Brief — Every line that includes the word "name" is to be listed.

[Records that describe figures]

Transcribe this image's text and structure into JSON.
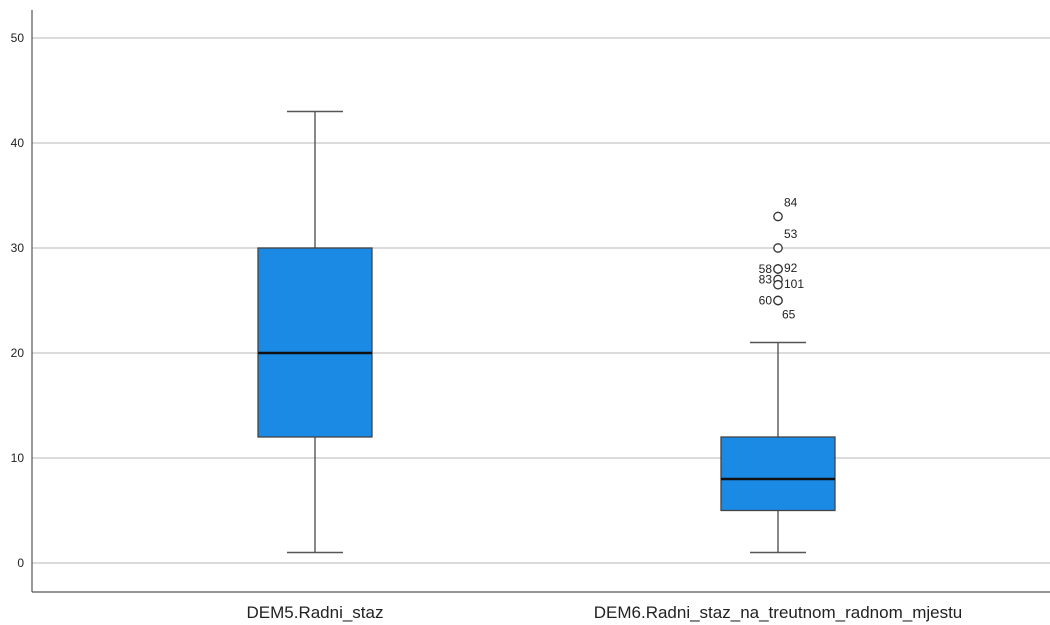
{
  "chart_data": {
    "type": "boxplot",
    "ylim": [
      0,
      50
    ],
    "yticks": [
      0,
      10,
      20,
      30,
      40,
      50
    ],
    "grid": true,
    "box_color": "#1a8ae5",
    "series": [
      {
        "name": "DEM5.Radni_staz",
        "whisker_low": 1,
        "q1": 12,
        "median": 20,
        "q3": 30,
        "whisker_high": 43,
        "outliers": []
      },
      {
        "name": "DEM6.Radni_staz_na_treutnom_radnom_mjestu",
        "whisker_low": 1,
        "q1": 5,
        "median": 8,
        "q3": 12,
        "whisker_high": 21,
        "outliers": [
          {
            "value": 33,
            "label": "84",
            "side": "right"
          },
          {
            "value": 30,
            "label": "53",
            "side": "right"
          },
          {
            "value": 28,
            "label": "58",
            "side": "left"
          },
          {
            "value": 28,
            "label": "92",
            "side": "right"
          },
          {
            "value": 27,
            "label": "83",
            "side": "left"
          },
          {
            "value": 26.5,
            "label": "101",
            "side": "right"
          },
          {
            "value": 25,
            "label": "60",
            "side": "left"
          },
          {
            "value": 25,
            "label": "65",
            "side": "right-low"
          }
        ]
      }
    ]
  }
}
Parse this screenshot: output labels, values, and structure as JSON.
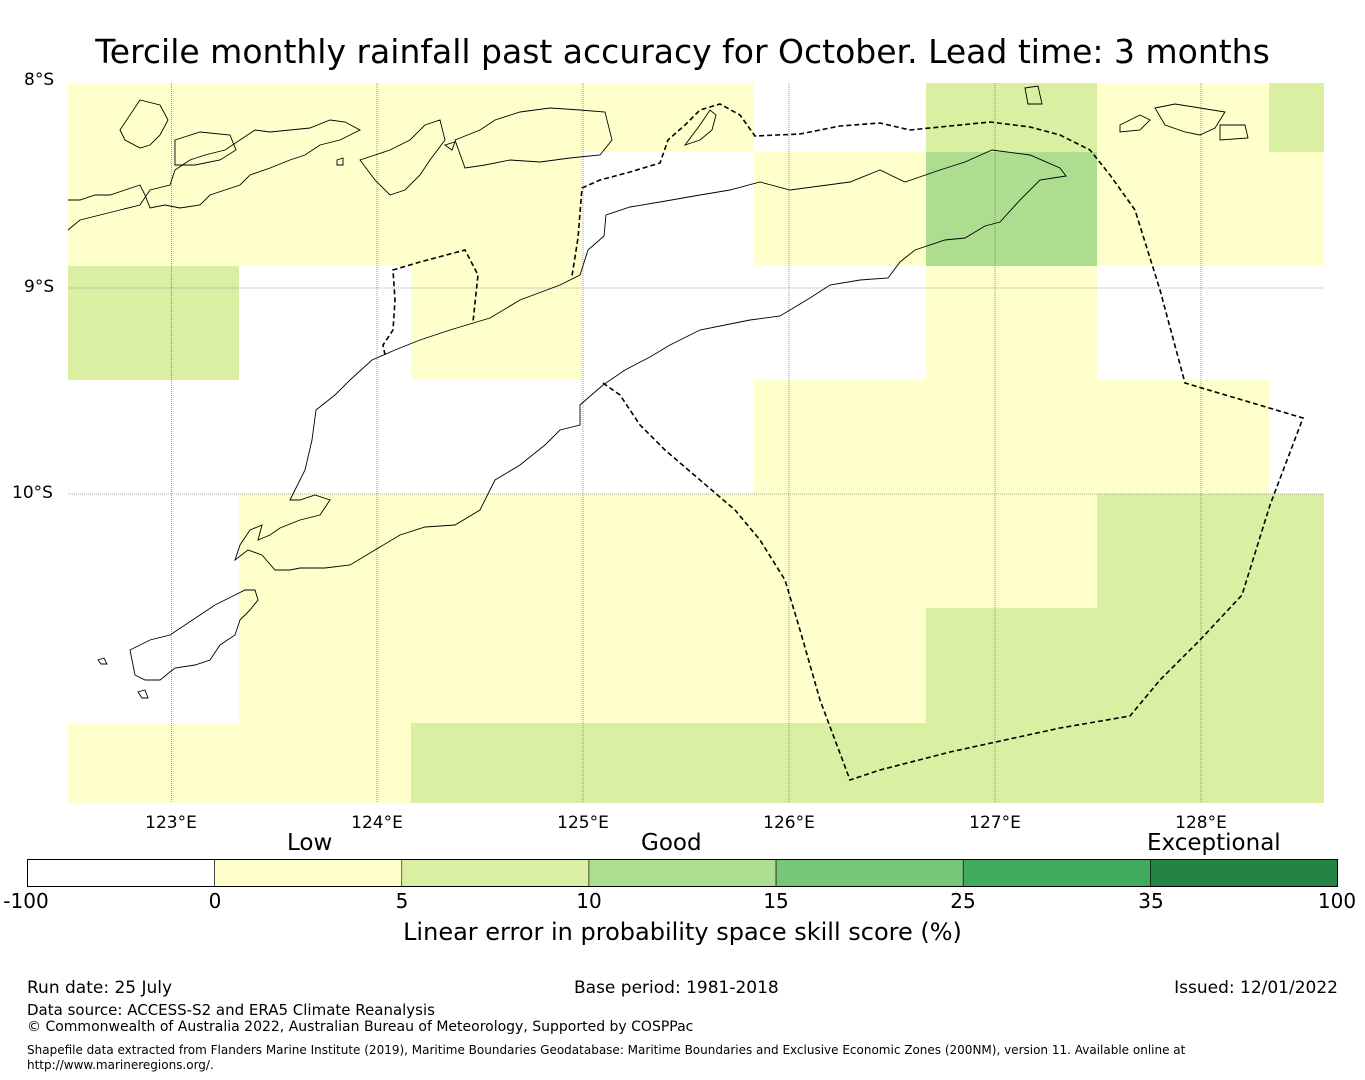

Response to this task —
        "name": "DEM5.Radni_staz",
        "name": "DEM6.Radni_staz_na_treutnom_radnom_mjestu",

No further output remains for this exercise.